*Extracted entries*.

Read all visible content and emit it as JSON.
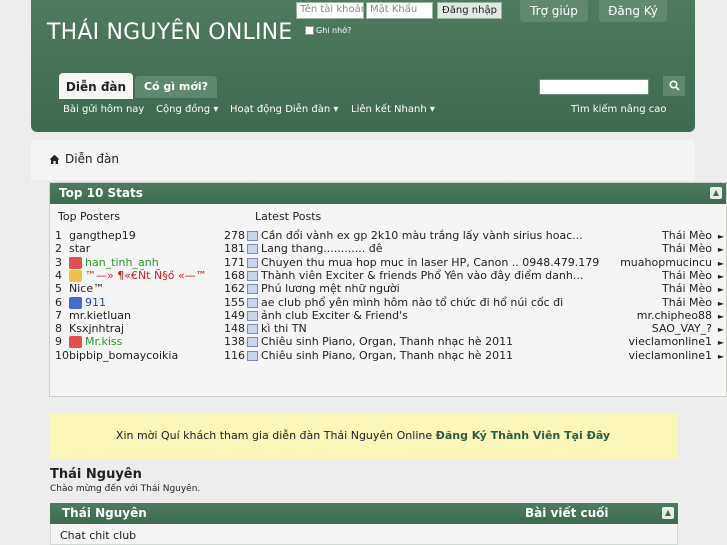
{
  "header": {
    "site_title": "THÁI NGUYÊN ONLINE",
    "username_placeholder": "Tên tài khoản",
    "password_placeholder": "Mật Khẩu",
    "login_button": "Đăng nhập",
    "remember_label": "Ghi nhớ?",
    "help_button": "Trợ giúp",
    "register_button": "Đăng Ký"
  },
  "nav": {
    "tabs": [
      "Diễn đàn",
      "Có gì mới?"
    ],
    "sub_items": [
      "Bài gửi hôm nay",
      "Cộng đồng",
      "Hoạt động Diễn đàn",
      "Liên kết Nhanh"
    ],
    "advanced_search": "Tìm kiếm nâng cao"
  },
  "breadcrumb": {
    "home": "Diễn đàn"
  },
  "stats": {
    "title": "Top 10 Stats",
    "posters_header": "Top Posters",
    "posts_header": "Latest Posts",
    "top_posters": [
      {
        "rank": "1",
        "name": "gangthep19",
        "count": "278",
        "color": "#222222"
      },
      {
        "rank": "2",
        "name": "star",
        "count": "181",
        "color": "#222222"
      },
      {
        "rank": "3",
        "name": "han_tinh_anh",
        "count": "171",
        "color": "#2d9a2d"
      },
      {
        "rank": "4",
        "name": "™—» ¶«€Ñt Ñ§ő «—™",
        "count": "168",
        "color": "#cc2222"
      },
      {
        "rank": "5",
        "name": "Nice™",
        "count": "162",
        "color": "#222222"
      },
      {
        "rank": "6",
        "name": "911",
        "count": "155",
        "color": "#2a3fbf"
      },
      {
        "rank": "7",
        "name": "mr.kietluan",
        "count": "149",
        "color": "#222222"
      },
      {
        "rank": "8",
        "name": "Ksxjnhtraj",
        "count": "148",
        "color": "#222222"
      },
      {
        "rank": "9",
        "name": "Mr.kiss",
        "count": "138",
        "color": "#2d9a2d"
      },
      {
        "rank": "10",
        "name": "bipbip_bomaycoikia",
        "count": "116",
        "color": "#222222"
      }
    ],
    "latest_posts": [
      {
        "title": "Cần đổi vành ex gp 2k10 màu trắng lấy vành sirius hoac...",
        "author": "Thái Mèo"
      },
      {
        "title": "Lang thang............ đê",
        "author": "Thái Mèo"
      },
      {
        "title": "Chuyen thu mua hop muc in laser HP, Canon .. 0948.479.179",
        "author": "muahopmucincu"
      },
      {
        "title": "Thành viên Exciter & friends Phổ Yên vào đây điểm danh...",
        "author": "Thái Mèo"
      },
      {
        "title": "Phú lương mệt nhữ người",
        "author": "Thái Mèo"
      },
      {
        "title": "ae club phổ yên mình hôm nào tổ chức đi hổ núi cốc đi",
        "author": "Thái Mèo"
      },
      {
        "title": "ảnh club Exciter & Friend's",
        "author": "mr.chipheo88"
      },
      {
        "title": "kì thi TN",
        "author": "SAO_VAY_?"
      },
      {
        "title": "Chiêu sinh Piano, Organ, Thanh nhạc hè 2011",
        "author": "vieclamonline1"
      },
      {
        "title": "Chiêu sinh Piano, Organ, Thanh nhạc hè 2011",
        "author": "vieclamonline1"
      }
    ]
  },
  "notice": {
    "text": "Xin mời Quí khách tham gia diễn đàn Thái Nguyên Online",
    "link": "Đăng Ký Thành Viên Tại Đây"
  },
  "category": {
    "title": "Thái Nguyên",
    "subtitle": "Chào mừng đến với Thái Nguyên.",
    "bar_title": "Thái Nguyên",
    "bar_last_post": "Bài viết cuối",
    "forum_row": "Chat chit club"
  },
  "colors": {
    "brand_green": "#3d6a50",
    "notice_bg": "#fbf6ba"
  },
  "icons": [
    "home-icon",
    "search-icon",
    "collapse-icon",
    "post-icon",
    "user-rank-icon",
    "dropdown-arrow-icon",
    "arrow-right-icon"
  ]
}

==

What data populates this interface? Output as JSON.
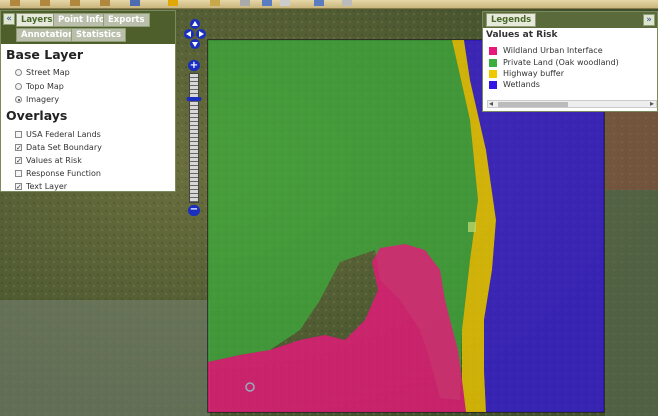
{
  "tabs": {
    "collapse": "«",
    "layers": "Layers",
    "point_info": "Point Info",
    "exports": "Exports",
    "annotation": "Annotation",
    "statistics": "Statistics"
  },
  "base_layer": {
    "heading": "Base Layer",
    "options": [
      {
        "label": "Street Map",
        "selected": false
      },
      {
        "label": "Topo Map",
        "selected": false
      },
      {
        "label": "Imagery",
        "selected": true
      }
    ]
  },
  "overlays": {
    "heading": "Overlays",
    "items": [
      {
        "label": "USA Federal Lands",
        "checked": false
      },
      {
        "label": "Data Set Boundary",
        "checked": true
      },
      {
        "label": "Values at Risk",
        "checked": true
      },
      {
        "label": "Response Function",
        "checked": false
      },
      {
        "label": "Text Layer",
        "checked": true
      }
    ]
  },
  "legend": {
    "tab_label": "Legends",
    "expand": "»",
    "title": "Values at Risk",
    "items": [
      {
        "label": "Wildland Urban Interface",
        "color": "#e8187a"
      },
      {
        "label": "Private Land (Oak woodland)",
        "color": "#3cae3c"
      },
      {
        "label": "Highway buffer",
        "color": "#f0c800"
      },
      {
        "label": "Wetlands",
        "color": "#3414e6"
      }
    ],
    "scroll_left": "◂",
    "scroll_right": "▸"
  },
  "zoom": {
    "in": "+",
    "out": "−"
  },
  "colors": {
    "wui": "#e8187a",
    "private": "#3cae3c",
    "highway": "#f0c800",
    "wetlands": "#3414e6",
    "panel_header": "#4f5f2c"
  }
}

*Goal of the exercise*.
Examine the records and report how many lines contain the string "Thành". Only the number should be given.

*Exercise answer*.
2